━━━ Sección del documento
El profesor jubilado que recuperó su vena poética en tiempos de coronavirus

Hacía catorce años que Enrique Piñeiro no escribía. La situación excepcional que se vive rescató su inspiración


pontevedra / la voz

A Enrique Piñeiro siempre le gustó escribir. Este profesor que durante seis cursos enseñó francés a alumnos del IES Valle Inclán de Pontevedra se jubiló hace algo más de cuatro años. Cuenta que escribió de manera intermitente durante su vida, pero que hacía mucho tiempo que no se ponía. Concretamente, catorce años. «Mi anterior serie de poemas es del 2006».

Este docente, porque son muchos los que piensan que un profesor nunca se jubila, ha sacado algo positivo de la emergencia sanitaria generada por el coronavirus. Y sucedió sin proponérselo. «Estamos viviendo una situación tan excepcional, extraña y diferente que sentí la necesidad de expresar estas sensaciones. Pero no tengo ningún plan», aclara. Para Enrique Piñeiro, a pesar de no estar en activo laboralmente hablando, las jornadas del confinamiento son muy distintas a las de antes del estado de alarma. «Te levantas, te asomas a la ventana y te impresionan esas calles vacías, esos silencios y el hecho de que en una ciudad se escuche más a los pájaros. Después cada tarde, a las ocho, ves a la gente salir a los balcones a aplaudir a los sanitarios».
━━━━━━
━━━ Datos proporcionados
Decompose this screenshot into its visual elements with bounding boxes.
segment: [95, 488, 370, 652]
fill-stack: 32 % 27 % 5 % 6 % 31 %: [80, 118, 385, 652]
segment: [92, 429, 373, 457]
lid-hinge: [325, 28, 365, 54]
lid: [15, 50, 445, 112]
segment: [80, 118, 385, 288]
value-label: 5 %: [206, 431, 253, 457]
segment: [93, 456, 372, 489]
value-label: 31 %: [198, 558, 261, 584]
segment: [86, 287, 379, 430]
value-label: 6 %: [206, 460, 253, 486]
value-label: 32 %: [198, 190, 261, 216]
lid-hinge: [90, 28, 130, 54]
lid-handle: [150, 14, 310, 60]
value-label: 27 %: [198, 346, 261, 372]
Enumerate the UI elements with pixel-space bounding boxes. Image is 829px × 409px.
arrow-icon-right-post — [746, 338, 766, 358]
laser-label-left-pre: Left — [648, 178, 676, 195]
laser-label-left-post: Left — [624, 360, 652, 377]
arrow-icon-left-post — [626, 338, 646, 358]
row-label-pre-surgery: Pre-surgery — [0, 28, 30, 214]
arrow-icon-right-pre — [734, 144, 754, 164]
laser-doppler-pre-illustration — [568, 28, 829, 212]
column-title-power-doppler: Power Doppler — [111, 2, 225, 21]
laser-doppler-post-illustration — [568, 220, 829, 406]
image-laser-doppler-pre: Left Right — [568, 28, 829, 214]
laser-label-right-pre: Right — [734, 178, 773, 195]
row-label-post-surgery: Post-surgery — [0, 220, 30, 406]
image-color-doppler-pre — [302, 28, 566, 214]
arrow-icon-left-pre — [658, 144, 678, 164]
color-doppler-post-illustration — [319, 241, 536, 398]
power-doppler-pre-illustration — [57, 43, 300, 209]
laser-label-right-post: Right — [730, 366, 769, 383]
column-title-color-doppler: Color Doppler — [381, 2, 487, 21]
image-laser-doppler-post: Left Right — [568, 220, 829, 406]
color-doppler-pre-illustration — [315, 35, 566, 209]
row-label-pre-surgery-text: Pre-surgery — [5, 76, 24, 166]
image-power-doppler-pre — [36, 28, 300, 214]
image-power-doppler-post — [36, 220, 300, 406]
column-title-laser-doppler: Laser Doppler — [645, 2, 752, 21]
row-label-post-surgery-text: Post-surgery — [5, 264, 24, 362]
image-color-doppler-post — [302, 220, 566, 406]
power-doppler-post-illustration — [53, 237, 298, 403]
━━━━━━
_Tareas y ejercicios_:
[1] En el artículo sobre Enrique Piñeiro, ¿qué adjetivos usa él para calificar la situación en la cita que empieza «Estamos viviendo»?
[2] Retoma el artículo sobre Enrique Piñeiro y continúalo a partir de la última oración.

_Lista de respuestas_:
[1] Excepcional, extraña y diferente.

[2]
Esos sentimientos y esas experiencias obligadas han dado pie a una especie de diario del confinamiento en poemas. Así lo llama su autor. De momento de su cabeza y de sus manos salieron dos, Domingo de marzo y Sábado de abril. ¿Cómo es su poesía?, se le pregunta a Enrique. «Es un estilo directo y un lenguaje cotidiano. No hay puntuación, es verso libre». Compartió sus creaciones con la familia y los amigos, sin aspirar a más.

«Diez de la mañana/domingo/veintinueve de marzo de dos mil veinte/bajo un cielo de un intenso azul/y deshilachadas nubes opalescentes/brillan las hojas nuevas de los magnolios/dormita el gran tilo/despiertan los camelios». Así arranca Domingo de marzo, un poema en el que Enrique habla del silencio que reina sobre la ciudad desierta, del cambio horario y de un mundo que se ha encogido y cabe en una caja de muñecas.

Más reciente es Sábado de abril. En ese poema no falta una referencia a Luis Eduardo Aute y su canción Las cuatro y diez. «Siempre me encantó Aute, desde los años 70 cuando Al alba se convirtió en el himno de la época. Me identifico mucho con él y Las cuatro y diez tiene un significado especial para mí», desvela. Algo que se siente en el final del poema. «He encendido el televisor/ha muerto Luis Eduardo Aute/he cerrado los ojos en silencio/he cerrado las manos/apretado los puños/he recordado una canción/la he tarareado/date prisa/que ya son las cuatro y diez/he regresado a aquel sábado de hace años/tantos/que me falta el aire al recordarlo».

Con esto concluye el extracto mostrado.